• _WHAT YOU NEED TO DO_
Please rewrite the entry below as a numbered list of its lines, leaving out any blank lines.
★ ★ ★
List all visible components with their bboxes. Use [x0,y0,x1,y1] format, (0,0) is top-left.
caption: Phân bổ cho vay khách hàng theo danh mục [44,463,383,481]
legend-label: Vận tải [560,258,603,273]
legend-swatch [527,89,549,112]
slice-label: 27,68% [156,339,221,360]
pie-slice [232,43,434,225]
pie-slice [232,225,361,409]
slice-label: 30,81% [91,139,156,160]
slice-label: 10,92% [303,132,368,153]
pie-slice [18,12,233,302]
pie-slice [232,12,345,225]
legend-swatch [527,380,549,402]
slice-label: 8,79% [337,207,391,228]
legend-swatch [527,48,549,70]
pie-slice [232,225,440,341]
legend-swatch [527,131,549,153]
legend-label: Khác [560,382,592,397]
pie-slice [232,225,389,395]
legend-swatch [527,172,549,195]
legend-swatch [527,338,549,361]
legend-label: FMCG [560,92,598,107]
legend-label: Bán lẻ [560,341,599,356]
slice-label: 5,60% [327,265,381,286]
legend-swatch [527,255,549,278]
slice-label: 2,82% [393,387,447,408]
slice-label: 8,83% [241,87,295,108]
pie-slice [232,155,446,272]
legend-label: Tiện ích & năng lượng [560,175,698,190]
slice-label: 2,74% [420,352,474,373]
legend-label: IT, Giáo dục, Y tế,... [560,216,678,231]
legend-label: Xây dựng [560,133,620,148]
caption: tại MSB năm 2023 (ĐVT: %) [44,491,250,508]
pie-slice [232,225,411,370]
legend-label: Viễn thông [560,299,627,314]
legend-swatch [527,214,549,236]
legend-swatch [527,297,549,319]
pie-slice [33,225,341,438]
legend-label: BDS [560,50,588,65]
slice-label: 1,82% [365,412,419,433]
★ ★ ★
• _COMPLETED EXERCISE_
1. List all visible components with their bboxes. Use [x0,y0,x1,y1] format, (0,0) is top-left.
2. caption: Phân bổ cho vay khách hàng theo danh mục [44,463,383,481]
3. legend-label: Vận tải [560,258,603,273]
4. legend-swatch [527,89,549,112]
5. slice-label: 27,68% [156,339,221,360]
6. pie-slice [232,43,434,225]
7. pie-slice [232,225,361,409]
8. slice-label: 30,81% [91,139,156,160]
9. slice-label: 10,92% [303,132,368,153]
10. pie-slice [18,12,233,302]
11. pie-slice [232,12,345,225]
12. legend-swatch [527,380,549,402]
13. slice-label: 8,79% [337,207,391,228]
14. legend-swatch [527,48,549,70]
15. pie-slice [232,225,440,341]
16. legend-swatch [527,131,549,153]
17. legend-label: Khác [560,382,592,397]
18. pie-slice [232,225,389,395]
19. legend-swatch [527,172,549,195]
20. legend-swatch [527,338,549,361]
21. legend-label: FMCG [560,92,598,107]
22. legend-label: Bán lẻ [560,341,599,356]
23. slice-label: 5,60% [327,265,381,286]
24. legend-swatch [527,255,549,278]
25. slice-label: 2,82% [393,387,447,408]
26. slice-label: 8,83% [241,87,295,108]
27. pie-slice [232,155,446,272]
28. legend-label: Tiện ích & năng lượng [560,175,698,190]
29. slice-label: 2,74% [420,352,474,373]
30. legend-label: IT, Giáo dục, Y tế,... [560,216,678,231]
31. legend-label: Xây dựng [560,133,620,148]
32. caption: tại MSB năm 2023 (ĐVT: %) [44,491,250,508]
33. pie-slice [232,225,411,370]
34. legend-label: Viễn thông [560,299,627,314]
35. legend-swatch [527,214,549,236]
36. legend-swatch [527,297,549,319]
37. pie-slice [33,225,341,438]
38. legend-label: BDS [560,50,588,65]
39. slice-label: 1,82% [365,412,419,433]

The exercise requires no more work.